DATA EXTRACT →
==========
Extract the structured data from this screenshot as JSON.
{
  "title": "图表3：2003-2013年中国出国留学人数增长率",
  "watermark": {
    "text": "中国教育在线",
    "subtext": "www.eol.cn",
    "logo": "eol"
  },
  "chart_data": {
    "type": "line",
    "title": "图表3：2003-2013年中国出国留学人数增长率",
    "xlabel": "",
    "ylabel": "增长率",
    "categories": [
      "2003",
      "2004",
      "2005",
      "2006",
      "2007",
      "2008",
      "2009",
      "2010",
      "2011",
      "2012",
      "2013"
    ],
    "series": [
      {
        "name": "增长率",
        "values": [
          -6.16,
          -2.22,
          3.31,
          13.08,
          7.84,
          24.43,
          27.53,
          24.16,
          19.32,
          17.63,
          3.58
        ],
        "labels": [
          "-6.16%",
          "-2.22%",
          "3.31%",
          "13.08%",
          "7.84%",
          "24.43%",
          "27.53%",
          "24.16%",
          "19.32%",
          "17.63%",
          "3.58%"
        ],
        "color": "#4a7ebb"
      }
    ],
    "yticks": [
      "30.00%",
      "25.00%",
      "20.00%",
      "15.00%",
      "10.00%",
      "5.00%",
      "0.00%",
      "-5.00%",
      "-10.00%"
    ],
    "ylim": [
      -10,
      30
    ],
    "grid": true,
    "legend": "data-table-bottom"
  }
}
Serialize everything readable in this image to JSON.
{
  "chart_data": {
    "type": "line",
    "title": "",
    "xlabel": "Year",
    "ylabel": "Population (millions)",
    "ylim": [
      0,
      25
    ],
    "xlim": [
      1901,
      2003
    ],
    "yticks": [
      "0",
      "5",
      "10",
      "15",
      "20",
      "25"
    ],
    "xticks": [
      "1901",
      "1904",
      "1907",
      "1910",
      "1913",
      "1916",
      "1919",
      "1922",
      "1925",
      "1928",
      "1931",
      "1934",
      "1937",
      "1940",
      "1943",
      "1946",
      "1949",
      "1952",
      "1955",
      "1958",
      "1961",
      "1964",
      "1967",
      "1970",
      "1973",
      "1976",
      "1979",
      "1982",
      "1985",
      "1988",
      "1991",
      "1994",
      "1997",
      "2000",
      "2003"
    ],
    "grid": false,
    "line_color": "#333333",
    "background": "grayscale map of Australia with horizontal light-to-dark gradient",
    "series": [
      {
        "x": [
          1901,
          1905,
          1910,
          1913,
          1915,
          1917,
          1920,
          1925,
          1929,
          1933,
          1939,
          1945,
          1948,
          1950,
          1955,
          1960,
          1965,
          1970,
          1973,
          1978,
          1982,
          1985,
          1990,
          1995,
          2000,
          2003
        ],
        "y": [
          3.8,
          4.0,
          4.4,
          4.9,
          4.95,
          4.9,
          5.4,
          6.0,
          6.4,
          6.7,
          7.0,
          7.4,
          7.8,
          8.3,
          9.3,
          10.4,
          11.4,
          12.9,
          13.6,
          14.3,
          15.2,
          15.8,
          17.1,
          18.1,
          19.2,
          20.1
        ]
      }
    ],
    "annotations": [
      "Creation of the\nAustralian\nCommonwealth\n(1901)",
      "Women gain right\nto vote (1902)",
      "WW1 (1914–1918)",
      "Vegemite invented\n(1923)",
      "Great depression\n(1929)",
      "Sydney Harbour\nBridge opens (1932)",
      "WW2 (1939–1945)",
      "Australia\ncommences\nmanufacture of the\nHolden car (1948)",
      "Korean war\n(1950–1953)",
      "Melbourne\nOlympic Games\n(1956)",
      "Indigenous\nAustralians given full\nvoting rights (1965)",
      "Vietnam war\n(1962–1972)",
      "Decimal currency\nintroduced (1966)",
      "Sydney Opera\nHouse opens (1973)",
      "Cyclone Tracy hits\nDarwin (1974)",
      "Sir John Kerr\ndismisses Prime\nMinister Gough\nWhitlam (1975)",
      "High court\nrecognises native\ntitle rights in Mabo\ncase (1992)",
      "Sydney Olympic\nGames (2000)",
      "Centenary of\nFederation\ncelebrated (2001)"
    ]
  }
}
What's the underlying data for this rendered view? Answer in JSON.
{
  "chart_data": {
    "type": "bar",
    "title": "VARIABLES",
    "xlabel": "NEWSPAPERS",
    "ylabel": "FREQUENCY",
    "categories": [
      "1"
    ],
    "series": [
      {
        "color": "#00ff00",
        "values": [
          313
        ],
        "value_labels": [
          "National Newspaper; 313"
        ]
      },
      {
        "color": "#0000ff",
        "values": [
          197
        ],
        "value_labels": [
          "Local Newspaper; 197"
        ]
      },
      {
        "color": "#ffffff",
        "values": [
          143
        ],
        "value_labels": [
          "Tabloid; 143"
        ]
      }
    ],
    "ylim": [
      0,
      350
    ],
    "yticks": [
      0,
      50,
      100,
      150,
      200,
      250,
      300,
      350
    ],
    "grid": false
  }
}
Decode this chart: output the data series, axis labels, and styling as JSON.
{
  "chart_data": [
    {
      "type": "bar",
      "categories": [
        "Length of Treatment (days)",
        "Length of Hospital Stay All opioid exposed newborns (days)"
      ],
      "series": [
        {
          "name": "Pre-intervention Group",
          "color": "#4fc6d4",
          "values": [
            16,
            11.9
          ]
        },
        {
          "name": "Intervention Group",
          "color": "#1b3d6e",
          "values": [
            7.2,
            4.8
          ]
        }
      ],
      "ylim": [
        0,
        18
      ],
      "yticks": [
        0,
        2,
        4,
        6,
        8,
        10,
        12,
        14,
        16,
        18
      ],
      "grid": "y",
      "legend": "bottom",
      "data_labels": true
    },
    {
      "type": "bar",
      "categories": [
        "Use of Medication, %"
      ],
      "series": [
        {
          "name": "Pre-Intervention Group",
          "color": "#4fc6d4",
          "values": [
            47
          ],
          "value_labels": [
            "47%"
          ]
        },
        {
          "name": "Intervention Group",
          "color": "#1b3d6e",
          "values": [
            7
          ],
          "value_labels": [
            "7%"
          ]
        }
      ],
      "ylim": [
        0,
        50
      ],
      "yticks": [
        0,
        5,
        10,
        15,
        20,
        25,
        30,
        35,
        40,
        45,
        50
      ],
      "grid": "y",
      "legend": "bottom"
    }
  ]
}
==========
WHAT TO WORK ON →
Write down the full listing again, exactly.

SOLVED EXERCISE →
Extract the structured data from this screenshot as JSON.
{
  "title": "图表3：2003-2013年中国出国留学人数增长率",
  "watermark": {
    "text": "中国教育在线",
    "subtext": "www.eol.cn",
    "logo": "eol"
  },
  "chart_data": {
    "type": "line",
    "title": "图表3：2003-2013年中国出国留学人数增长率",
    "xlabel": "",
    "ylabel": "增长率",
    "categories": [
      "2003",
      "2004",
      "2005",
      "2006",
      "2007",
      "2008",
      "2009",
      "2010",
      "2011",
      "2012",
      "2013"
    ],
    "series": [
      {
        "name": "增长率",
        "values": [
          -6.16,
          -2.22,
          3.31,
          13.08,
          7.84,
          24.43,
          27.53,
          24.16,
          19.32,
          17.63,
          3.58
        ],
        "labels": [
          "-6.16%",
          "-2.22%",
          "3.31%",
          "13.08%",
          "7.84%",
          "24.43%",
          "27.53%",
          "24.16%",
          "19.32%",
          "17.63%",
          "3.58%"
        ],
        "color": "#4a7ebb"
      }
    ],
    "yticks": [
      "30.00%",
      "25.00%",
      "20.00%",
      "15.00%",
      "10.00%",
      "5.00%",
      "0.00%",
      "-5.00%",
      "-10.00%"
    ],
    "ylim": [
      -10,
      30
    ],
    "grid": true,
    "legend": "data-table-bottom"
  }
}
Serialize everything readable in this image to JSON.
{
  "chart_data": {
    "type": "line",
    "title": "",
    "xlabel": "Year",
    "ylabel": "Population (millions)",
    "ylim": [
      0,
      25
    ],
    "xlim": [
      1901,
      2003
    ],
    "yticks": [
      "0",
      "5",
      "10",
      "15",
      "20",
      "25"
    ],
    "xticks": [
      "1901",
      "1904",
      "1907",
      "1910",
      "1913",
      "1916",
      "1919",
      "1922",
      "1925",
      "1928",
      "1931",
      "1934",
      "1937",
      "1940",
      "1943",
      "1946",
      "1949",
      "1952",
      "1955",
      "1958",
      "1961",
      "1964",
      "1967",
      "1970",
      "1973",
      "1976",
      "1979",
      "1982",
      "1985",
      "1988",
      "1991",
      "1994",
      "1997",
      "2000",
      "2003"
    ],
    "grid": false,
    "line_color": "#333333",
    "background": "grayscale map of Australia with horizontal light-to-dark gradient",
    "series": [
      {
        "x": [
          1901,
          1905,
          1910,
          1913,
          1915,
          1917,
          1920,
          1925,
          1929,
          1933,
          1939,
          1945,
          1948,
          1950,
          1955,
          1960,
          1965,
          1970,
          1973,
          1978,
          1982,
          1985,
          1990,
          1995,
          2000,
          2003
        ],
        "y": [
          3.8,
          4.0,
          4.4,
          4.9,
          4.95,
          4.9,
          5.4,
          6.0,
          6.4,
          6.7,
          7.0,
          7.4,
          7.8,
          8.3,
          9.3,
          10.4,
          11.4,
          12.9,
          13.6,
          14.3,
          15.2,
          15.8,
          17.1,
          18.1,
          19.2,
          20.1
        ]
      }
    ],
    "annotations": [
      "Creation of the\nAustralian\nCommonwealth\n(1901)",
      "Women gain right\nto vote (1902)",
      "WW1 (1914–1918)",
      "Vegemite invented\n(1923)",
      "Great depression\n(1929)",
      "Sydney Harbour\nBridge opens (1932)",
      "WW2 (1939–1945)",
      "Australia\ncommences\nmanufacture of the\nHolden car (1948)",
      "Korean war\n(1950–1953)",
      "Melbourne\nOlympic Games\n(1956)",
      "Indigenous\nAustralians given full\nvoting rights (1965)",
      "Vietnam war\n(1962–1972)",
      "Decimal currency\nintroduced (1966)",
      "Sydney Opera\nHouse opens (1973)",
      "Cyclone Tracy hits\nDarwin (1974)",
      "Sir John Kerr\ndismisses Prime\nMinister Gough\nWhitlam (1975)",
      "High court\nrecognises native\ntitle rights in Mabo\ncase (1992)",
      "Sydney Olympic\nGames (2000)",
      "Centenary of\nFederation\ncelebrated (2001)"
    ]
  }
}
What's the underlying data for this rendered view? Answer in JSON.
{
  "chart_data": {
    "type": "bar",
    "title": "VARIABLES",
    "xlabel": "NEWSPAPERS",
    "ylabel": "FREQUENCY",
    "categories": [
      "1"
    ],
    "series": [
      {
        "color": "#00ff00",
        "values": [
          313
        ],
        "value_labels": [
          "National Newspaper; 313"
        ]
      },
      {
        "color": "#0000ff",
        "values": [
          197
        ],
        "value_labels": [
          "Local Newspaper; 197"
        ]
      },
      {
        "color": "#ffffff",
        "values": [
          143
        ],
        "value_labels": [
          "Tabloid; 143"
        ]
      }
    ],
    "ylim": [
      0,
      350
    ],
    "yticks": [
      0,
      50,
      100,
      150,
      200,
      250,
      300,
      350
    ],
    "grid": false
  }
}
Decode this chart: output the data series, axis labels, and styling as JSON.
{
  "chart_data": [
    {
      "type": "bar",
      "categories": [
        "Length of Treatment (days)",
        "Length of Hospital Stay All opioid exposed newborns (days)"
      ],
      "series": [
        {
          "name": "Pre-intervention Group",
          "color": "#4fc6d4",
          "values": [
            16,
            11.9
          ]
        },
        {
          "name": "Intervention Group",
          "color": "#1b3d6e",
          "values": [
            7.2,
            4.8
          ]
        }
      ],
      "ylim": [
        0,
        18
      ],
      "yticks": [
        0,
        2,
        4,
        6,
        8,
        10,
        12,
        14,
        16,
        18
      ],
      "grid": "y",
      "legend": "bottom",
      "data_labels": true
    },
    {
      "type": "bar",
      "categories": [
        "Use of Medication, %"
      ],
      "series": [
        {
          "name": "Pre-Intervention Group",
          "color": "#4fc6d4",
          "values": [
            47
          ],
          "value_labels": [
            "47%"
          ]
        },
        {
          "name": "Intervention Group",
          "color": "#1b3d6e",
          "values": [
            7
          ],
          "value_labels": [
            "7%"
          ]
        }
      ],
      "ylim": [
        0,
        50
      ],
      "yticks": [
        0,
        5,
        10,
        15,
        20,
        25,
        30,
        35,
        40,
        45,
        50
      ],
      "grid": "y",
      "legend": "bottom"
    }
  ]
}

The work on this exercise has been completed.